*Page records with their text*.

···

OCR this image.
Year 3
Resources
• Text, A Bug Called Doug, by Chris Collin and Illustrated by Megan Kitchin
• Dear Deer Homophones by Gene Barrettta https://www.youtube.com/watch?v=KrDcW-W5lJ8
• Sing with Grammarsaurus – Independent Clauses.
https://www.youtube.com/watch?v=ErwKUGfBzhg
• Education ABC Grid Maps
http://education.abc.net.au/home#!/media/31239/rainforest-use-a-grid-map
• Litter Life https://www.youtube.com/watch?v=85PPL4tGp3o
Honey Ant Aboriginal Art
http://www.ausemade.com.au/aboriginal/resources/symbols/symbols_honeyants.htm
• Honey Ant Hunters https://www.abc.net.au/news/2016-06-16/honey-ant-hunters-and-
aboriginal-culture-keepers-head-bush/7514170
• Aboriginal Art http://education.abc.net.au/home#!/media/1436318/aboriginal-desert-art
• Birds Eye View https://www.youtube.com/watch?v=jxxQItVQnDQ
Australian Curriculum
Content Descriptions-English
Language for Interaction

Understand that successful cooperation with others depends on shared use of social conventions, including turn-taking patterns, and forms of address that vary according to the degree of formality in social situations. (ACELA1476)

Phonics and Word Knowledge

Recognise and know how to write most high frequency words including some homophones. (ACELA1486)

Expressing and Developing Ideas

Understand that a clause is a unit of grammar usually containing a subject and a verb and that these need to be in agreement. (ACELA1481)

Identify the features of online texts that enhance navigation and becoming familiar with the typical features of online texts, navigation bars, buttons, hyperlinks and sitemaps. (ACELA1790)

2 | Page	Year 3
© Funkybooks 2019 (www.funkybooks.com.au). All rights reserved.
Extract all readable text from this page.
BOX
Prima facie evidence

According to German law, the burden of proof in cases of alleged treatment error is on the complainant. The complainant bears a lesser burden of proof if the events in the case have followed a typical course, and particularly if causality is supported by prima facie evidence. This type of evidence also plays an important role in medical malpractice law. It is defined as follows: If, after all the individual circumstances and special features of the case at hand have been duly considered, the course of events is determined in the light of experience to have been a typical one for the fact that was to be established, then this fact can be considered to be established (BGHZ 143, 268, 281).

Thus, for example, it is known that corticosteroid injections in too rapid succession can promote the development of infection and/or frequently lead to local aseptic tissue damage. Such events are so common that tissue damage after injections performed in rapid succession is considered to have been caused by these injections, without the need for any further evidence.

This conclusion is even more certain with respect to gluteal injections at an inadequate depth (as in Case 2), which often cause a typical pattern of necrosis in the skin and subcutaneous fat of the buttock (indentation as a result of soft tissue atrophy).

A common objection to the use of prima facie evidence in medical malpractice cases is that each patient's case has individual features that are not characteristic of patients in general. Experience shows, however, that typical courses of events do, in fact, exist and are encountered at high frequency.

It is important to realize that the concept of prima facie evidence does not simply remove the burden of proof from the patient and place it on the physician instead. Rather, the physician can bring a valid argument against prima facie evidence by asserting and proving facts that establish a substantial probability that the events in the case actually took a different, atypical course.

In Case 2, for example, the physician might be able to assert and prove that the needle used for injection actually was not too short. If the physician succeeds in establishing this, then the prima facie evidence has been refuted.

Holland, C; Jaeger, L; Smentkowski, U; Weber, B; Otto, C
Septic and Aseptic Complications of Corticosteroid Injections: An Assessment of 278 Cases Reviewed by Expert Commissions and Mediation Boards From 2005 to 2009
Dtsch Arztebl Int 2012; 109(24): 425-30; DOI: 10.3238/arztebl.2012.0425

···

*What to do*.
Could every entry be given again exactly, with no line skipped?

*Written response*.
OCR this image.
Year 3
Resources
• Text, A Bug Called Doug, by Chris Collin and Illustrated by Megan Kitchin
• Dear Deer Homophones by Gene Barrettta https://www.youtube.com/watch?v=KrDcW-W5lJ8
• Sing with Grammarsaurus – Independent Clauses.
https://www.youtube.com/watch?v=ErwKUGfBzhg
• Education ABC Grid Maps
http://education.abc.net.au/home#!/media/31239/rainforest-use-a-grid-map
• Litter Life https://www.youtube.com/watch?v=85PPL4tGp3o
Honey Ant Aboriginal Art
http://www.ausemade.com.au/aboriginal/resources/symbols/symbols_honeyants.htm
• Honey Ant Hunters https://www.abc.net.au/news/2016-06-16/honey-ant-hunters-and-
aboriginal-culture-keepers-head-bush/7514170
• Aboriginal Art http://education.abc.net.au/home#!/media/1436318/aboriginal-desert-art
• Birds Eye View https://www.youtube.com/watch?v=jxxQItVQnDQ
Australian Curriculum
Content Descriptions-English
Language for Interaction

Understand that successful cooperation with others depends on shared use of social conventions, including turn-taking patterns, and forms of address that vary according to the degree of formality in social situations. (ACELA1476)

Phonics and Word Knowledge

Recognise and know how to write most high frequency words including some homophones. (ACELA1486)

Expressing and Developing Ideas

Understand that a clause is a unit of grammar usually containing a subject and a verb and that these need to be in agreement. (ACELA1481)

Identify the features of online texts that enhance navigation and becoming familiar with the typical features of online texts, navigation bars, buttons, hyperlinks and sitemaps. (ACELA1790)

2 | Page	Year 3
© Funkybooks 2019 (www.funkybooks.com.au). All rights reserved.
Extract all readable text from this page.
BOX
Prima facie evidence

According to German law, the burden of proof in cases of alleged treatment error is on the complainant. The complainant bears a lesser burden of proof if the events in the case have followed a typical course, and particularly if causality is supported by prima facie evidence. This type of evidence also plays an important role in medical malpractice law. It is defined as follows: If, after all the individual circumstances and special features of the case at hand have been duly considered, the course of events is determined in the light of experience to have been a typical one for the fact that was to be established, then this fact can be considered to be established (BGHZ 143, 268, 281).

Thus, for example, it is known that corticosteroid injections in too rapid succession can promote the development of infection and/or frequently lead to local aseptic tissue damage. Such events are so common that tissue damage after injections performed in rapid succession is considered to have been caused by these injections, without the need for any further evidence.

This conclusion is even more certain with respect to gluteal injections at an inadequate depth (as in Case 2), which often cause a typical pattern of necrosis in the skin and subcutaneous fat of the buttock (indentation as a result of soft tissue atrophy).

A common objection to the use of prima facie evidence in medical malpractice cases is that each patient's case has individual features that are not characteristic of patients in general. Experience shows, however, that typical courses of events do, in fact, exist and are encountered at high frequency.

It is important to realize that the concept of prima facie evidence does not simply remove the burden of proof from the patient and place it on the physician instead. Rather, the physician can bring a valid argument against prima facie evidence by asserting and proving facts that establish a substantial probability that the events in the case actually took a different, atypical course.

In Case 2, for example, the physician might be able to assert and prove that the needle used for injection actually was not too short. If the physician succeeds in establishing this, then the prima facie evidence has been refuted.

Holland, C; Jaeger, L; Smentkowski, U; Weber, B; Otto, C
Septic and Aseptic Complications of Corticosteroid Injections: An Assessment of 278 Cases Reviewed by Expert Commissions and Mediation Boards From 2005 to 2009
Dtsch Arztebl Int 2012; 109(24): 425-30; DOI: 10.3238/arztebl.2012.0425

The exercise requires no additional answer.